* _OBJECTIVE_: Look for "gmail" in each line of the entries, and return the matching lines.

* _EXTRACTED ENTRIES_:
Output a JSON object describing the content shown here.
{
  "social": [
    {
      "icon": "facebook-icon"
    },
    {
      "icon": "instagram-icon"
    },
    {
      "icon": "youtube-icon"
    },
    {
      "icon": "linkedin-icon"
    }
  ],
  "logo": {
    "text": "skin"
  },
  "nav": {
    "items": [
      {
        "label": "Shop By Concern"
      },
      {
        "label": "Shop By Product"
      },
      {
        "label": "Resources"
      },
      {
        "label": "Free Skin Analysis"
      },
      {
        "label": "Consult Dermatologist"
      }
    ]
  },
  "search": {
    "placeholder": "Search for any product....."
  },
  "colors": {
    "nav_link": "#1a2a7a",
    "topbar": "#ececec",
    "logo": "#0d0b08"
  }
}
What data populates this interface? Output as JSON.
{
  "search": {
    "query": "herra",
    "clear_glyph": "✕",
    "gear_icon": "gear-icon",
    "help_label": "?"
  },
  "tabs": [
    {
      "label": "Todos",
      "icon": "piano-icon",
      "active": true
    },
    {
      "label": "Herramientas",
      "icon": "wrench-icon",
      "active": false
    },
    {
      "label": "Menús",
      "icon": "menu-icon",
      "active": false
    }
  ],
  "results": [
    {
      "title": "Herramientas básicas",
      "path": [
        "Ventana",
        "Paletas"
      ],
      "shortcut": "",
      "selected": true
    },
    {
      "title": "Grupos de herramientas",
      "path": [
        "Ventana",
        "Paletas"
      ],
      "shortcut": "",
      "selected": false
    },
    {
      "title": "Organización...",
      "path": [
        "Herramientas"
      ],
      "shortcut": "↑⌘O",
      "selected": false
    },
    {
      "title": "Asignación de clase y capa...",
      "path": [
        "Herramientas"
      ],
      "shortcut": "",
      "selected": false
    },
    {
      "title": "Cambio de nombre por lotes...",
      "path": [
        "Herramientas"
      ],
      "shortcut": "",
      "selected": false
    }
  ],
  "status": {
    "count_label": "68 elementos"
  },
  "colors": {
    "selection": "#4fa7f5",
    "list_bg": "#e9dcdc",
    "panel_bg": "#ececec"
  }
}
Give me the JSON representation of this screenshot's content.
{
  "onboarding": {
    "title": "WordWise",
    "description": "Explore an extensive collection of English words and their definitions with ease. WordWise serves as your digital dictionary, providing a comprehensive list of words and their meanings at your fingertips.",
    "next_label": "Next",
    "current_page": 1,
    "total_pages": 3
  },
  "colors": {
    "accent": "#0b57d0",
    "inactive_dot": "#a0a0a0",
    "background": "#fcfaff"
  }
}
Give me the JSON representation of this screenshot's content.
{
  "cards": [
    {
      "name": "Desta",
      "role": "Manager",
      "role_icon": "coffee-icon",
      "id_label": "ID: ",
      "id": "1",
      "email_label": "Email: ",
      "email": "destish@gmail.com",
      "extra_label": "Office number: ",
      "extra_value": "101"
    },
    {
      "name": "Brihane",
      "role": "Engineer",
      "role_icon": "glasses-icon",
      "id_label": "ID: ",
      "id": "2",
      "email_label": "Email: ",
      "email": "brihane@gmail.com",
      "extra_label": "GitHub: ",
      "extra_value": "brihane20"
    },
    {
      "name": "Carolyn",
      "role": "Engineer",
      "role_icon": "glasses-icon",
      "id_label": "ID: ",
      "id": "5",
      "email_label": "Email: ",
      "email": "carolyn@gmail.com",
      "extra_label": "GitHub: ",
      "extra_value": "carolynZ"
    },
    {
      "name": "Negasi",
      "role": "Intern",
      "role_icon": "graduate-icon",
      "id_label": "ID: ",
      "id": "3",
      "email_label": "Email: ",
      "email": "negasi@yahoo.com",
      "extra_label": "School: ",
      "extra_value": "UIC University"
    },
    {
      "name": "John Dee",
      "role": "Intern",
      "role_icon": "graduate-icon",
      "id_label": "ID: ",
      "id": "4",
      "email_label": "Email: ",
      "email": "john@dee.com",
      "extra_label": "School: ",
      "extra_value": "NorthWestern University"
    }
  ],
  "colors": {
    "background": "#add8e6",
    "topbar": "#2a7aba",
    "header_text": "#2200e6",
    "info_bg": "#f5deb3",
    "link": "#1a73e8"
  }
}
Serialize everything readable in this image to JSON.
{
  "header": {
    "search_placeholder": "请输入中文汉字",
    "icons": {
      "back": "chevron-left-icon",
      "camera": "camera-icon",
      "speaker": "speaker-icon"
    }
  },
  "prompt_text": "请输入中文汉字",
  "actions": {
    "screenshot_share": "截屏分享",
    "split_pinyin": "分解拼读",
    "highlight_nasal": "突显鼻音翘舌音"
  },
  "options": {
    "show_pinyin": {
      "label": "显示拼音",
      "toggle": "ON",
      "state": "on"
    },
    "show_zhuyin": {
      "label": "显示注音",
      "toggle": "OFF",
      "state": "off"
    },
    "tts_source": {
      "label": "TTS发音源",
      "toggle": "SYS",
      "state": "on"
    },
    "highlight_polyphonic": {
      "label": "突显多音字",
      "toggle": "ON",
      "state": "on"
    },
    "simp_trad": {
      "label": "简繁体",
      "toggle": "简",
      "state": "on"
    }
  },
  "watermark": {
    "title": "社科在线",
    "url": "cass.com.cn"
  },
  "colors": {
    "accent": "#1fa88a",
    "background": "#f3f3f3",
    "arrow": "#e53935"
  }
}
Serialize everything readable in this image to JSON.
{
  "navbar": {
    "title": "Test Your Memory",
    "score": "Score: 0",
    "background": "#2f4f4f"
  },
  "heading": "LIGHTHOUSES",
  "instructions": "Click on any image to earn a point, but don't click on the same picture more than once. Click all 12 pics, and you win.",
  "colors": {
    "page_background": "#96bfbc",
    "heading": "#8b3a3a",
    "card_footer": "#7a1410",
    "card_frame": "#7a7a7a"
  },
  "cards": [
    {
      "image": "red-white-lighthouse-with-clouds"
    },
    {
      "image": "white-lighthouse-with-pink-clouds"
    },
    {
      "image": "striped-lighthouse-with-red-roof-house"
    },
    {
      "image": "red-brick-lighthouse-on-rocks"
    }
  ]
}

* _ANSWER TO THIS PROBLEM_:
      "email": "destish@gmail.com",
      "email": "brihane@gmail.com",
      "email": "carolyn@gmail.com",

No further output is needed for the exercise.